------ PROVIDED DATA ------

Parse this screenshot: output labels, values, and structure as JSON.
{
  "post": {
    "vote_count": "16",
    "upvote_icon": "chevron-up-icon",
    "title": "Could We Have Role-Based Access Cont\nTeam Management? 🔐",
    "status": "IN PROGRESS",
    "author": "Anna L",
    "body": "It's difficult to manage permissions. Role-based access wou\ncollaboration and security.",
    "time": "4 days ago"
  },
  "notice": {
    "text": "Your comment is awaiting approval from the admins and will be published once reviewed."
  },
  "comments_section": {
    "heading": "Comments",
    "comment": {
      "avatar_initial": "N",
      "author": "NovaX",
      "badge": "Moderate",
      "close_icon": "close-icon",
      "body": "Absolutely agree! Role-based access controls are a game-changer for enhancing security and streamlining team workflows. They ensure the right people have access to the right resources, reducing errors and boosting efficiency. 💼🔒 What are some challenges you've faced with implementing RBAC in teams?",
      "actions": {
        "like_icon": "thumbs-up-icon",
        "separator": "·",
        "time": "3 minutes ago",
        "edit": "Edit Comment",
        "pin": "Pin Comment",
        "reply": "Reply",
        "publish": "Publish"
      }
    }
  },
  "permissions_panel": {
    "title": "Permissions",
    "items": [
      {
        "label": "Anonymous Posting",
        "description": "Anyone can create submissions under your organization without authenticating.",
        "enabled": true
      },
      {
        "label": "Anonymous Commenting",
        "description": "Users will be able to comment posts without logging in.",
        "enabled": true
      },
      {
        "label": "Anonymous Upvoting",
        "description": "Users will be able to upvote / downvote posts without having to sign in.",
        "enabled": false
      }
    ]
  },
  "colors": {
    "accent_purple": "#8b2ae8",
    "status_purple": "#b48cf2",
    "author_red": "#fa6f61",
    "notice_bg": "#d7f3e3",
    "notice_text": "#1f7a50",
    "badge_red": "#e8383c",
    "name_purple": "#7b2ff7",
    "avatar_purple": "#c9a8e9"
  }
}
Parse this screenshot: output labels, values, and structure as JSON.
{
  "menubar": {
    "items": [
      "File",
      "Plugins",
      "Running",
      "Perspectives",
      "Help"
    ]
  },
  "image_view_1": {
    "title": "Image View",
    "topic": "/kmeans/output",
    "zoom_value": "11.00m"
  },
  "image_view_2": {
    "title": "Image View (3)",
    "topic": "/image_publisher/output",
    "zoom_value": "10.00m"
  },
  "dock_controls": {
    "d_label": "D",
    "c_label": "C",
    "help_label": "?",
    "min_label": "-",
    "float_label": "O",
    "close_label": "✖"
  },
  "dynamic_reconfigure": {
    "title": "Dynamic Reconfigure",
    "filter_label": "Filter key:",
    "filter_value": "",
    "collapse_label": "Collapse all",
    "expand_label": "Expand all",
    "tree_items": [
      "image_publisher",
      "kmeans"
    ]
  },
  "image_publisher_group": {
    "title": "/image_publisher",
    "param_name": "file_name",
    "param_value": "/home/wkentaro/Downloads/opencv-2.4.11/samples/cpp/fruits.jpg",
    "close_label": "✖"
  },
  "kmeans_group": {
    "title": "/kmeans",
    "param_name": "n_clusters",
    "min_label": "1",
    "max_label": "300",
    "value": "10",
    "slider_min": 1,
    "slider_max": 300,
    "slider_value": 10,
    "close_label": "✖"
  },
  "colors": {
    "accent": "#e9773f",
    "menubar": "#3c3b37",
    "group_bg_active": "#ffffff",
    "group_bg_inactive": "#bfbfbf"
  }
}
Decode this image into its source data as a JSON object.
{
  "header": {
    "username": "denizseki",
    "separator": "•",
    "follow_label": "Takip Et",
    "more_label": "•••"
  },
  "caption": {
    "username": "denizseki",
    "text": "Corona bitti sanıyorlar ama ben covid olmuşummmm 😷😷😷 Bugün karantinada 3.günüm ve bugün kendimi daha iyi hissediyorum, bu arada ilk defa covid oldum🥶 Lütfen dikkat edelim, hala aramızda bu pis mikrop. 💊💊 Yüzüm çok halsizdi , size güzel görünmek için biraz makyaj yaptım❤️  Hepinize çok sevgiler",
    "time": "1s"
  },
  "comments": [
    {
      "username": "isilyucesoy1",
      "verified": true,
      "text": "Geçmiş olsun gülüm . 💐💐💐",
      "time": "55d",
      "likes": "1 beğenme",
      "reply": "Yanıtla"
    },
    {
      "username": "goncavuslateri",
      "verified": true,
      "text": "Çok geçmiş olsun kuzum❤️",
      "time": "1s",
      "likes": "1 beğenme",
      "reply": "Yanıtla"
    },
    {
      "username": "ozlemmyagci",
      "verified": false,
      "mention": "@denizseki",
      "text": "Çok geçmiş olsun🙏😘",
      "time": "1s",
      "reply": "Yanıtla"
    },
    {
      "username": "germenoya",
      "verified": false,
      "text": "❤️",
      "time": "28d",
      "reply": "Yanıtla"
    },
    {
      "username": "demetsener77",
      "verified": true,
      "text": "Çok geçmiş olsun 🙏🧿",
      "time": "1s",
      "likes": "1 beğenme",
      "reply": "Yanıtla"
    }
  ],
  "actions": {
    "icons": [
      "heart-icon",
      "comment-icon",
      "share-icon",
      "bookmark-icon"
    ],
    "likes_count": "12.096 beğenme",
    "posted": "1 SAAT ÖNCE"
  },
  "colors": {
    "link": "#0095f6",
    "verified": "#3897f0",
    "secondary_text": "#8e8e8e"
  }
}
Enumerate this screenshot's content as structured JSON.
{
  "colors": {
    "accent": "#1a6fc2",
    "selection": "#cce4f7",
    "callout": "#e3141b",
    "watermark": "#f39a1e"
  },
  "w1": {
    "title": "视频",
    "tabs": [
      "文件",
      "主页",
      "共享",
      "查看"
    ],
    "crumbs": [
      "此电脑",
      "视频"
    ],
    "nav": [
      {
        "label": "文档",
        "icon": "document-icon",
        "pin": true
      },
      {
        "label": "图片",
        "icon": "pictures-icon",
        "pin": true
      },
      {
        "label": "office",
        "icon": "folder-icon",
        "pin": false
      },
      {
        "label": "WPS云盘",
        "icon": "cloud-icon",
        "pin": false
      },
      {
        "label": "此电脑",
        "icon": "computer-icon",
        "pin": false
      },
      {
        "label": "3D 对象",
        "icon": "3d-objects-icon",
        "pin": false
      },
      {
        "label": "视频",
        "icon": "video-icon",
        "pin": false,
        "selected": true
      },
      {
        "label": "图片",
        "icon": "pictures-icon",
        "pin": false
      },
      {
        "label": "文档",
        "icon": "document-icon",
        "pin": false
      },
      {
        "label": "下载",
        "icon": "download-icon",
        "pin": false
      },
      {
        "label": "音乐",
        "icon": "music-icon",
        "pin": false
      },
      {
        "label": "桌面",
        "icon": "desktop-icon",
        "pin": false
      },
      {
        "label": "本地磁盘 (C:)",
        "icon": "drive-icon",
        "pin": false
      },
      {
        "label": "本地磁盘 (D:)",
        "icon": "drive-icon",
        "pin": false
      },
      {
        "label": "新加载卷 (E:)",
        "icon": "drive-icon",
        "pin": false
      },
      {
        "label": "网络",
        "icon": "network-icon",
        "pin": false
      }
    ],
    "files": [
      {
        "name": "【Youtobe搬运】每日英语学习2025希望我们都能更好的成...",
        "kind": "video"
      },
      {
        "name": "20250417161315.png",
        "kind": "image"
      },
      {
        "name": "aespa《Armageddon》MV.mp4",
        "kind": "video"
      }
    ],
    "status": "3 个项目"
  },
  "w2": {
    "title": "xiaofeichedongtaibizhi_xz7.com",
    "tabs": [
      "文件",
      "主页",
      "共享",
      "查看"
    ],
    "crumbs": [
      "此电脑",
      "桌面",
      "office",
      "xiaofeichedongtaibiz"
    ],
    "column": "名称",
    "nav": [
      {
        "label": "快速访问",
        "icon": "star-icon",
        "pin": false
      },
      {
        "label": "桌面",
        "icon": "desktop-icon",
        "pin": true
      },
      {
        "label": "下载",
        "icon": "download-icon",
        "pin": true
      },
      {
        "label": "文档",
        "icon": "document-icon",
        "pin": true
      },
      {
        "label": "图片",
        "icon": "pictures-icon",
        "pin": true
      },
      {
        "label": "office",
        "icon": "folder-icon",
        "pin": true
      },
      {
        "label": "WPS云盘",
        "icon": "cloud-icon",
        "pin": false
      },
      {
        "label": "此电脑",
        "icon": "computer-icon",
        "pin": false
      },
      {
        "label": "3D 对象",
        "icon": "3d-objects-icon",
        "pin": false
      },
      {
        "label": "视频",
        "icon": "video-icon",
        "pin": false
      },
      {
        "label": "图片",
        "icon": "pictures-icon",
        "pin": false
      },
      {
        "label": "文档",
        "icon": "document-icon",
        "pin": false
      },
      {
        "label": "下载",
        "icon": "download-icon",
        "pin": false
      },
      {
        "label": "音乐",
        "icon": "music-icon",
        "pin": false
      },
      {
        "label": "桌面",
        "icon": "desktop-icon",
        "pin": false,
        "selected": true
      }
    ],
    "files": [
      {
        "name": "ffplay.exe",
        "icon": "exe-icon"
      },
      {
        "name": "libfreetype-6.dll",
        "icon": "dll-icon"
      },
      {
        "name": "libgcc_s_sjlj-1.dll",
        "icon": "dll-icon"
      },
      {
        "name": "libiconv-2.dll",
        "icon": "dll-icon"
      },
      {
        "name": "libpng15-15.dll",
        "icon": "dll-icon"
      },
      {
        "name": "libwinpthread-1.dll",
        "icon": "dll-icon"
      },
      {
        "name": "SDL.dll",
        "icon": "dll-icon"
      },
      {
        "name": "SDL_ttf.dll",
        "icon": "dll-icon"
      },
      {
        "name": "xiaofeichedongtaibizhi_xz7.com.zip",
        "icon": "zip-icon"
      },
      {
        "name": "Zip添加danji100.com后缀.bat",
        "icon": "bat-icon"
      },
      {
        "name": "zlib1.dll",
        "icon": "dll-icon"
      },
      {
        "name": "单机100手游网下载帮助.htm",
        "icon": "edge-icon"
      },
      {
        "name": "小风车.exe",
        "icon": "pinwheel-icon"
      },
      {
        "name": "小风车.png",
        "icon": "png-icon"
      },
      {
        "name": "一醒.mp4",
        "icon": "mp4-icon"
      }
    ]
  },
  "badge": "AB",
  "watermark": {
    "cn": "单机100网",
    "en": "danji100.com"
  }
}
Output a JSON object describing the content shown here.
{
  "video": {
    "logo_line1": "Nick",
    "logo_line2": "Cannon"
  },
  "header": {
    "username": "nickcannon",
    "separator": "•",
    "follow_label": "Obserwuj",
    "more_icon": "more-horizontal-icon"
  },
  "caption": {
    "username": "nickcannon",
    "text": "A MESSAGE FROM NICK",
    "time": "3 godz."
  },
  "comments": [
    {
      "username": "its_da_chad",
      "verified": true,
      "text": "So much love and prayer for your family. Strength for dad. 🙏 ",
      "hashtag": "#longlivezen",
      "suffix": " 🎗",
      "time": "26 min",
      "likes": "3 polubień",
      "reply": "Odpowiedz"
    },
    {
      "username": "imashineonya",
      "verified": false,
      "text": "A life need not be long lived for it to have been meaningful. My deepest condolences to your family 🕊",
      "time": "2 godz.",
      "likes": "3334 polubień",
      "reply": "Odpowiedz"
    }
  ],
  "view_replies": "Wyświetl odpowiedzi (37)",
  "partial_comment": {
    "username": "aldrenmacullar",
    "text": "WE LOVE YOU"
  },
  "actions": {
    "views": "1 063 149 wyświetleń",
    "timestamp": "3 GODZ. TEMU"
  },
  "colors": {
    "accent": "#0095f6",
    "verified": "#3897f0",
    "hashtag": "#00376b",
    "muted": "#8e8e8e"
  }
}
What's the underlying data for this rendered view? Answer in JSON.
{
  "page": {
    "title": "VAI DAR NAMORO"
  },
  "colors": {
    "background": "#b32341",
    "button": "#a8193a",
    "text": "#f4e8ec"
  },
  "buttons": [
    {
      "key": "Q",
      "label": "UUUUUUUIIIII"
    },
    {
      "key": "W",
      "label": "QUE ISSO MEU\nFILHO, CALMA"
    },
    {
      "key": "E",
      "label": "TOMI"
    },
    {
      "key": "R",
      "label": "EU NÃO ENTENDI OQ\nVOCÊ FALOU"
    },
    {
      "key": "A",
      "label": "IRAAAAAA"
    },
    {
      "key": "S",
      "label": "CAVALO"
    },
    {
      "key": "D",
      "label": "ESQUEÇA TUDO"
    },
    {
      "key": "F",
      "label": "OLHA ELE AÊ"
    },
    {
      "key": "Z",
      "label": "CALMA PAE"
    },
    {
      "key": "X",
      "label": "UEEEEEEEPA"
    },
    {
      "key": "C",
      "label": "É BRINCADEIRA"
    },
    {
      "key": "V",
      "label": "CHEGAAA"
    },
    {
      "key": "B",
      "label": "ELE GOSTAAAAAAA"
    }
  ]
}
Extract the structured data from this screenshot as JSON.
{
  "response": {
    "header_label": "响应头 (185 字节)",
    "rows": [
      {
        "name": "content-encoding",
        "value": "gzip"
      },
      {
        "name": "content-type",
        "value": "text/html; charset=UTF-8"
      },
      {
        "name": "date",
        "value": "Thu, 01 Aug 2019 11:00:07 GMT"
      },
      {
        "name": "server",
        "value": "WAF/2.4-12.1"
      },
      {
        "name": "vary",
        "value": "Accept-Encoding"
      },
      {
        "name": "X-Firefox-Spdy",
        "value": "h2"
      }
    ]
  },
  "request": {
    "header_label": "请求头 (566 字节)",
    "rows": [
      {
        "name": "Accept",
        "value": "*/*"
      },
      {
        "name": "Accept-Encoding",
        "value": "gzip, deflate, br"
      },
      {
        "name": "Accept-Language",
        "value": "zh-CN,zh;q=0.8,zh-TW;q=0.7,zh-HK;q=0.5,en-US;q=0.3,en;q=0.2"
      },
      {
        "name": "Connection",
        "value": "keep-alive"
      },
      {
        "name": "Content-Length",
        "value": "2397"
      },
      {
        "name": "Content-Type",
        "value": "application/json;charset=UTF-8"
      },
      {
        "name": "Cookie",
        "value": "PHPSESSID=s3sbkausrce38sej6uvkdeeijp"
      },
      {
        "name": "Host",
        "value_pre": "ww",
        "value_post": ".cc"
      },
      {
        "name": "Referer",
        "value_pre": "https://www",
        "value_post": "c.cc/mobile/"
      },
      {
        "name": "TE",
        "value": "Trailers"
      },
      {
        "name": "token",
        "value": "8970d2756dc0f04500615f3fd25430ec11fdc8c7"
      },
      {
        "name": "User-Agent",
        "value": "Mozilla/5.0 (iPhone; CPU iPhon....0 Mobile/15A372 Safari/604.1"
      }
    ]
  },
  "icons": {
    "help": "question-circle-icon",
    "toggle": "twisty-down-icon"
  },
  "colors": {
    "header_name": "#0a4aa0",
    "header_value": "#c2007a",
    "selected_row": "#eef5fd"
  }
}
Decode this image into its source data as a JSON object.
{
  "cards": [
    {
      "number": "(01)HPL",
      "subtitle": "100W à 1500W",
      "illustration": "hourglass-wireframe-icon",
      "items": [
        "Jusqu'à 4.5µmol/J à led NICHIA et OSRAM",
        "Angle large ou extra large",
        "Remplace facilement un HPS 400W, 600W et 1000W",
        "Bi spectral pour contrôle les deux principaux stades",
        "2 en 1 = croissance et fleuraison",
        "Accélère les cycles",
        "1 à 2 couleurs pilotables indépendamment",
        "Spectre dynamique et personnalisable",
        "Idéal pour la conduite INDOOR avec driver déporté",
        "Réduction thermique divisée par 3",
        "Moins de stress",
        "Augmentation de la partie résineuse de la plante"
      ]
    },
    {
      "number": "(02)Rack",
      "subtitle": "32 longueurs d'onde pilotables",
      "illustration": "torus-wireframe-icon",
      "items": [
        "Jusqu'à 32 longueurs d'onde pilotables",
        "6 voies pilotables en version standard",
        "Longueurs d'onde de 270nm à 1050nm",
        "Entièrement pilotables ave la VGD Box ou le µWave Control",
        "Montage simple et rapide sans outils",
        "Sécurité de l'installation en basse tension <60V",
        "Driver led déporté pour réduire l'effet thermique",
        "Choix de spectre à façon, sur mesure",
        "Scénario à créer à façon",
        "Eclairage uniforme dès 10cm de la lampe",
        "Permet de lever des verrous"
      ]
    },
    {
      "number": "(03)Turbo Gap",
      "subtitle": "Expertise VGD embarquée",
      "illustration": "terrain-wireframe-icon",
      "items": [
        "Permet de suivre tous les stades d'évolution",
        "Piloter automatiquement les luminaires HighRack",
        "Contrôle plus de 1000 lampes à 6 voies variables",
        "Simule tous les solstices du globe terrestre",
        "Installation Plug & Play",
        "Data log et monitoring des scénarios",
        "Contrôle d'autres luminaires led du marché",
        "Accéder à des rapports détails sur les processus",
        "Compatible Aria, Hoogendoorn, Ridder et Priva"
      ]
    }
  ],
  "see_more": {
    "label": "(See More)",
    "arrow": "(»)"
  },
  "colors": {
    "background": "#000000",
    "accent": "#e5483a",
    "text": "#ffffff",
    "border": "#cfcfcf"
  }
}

------

- [GIVEN EXERCISE] Only the count is needed: the number of lines in the data that include the word "illustration".

- [CORRECT RESULT] 3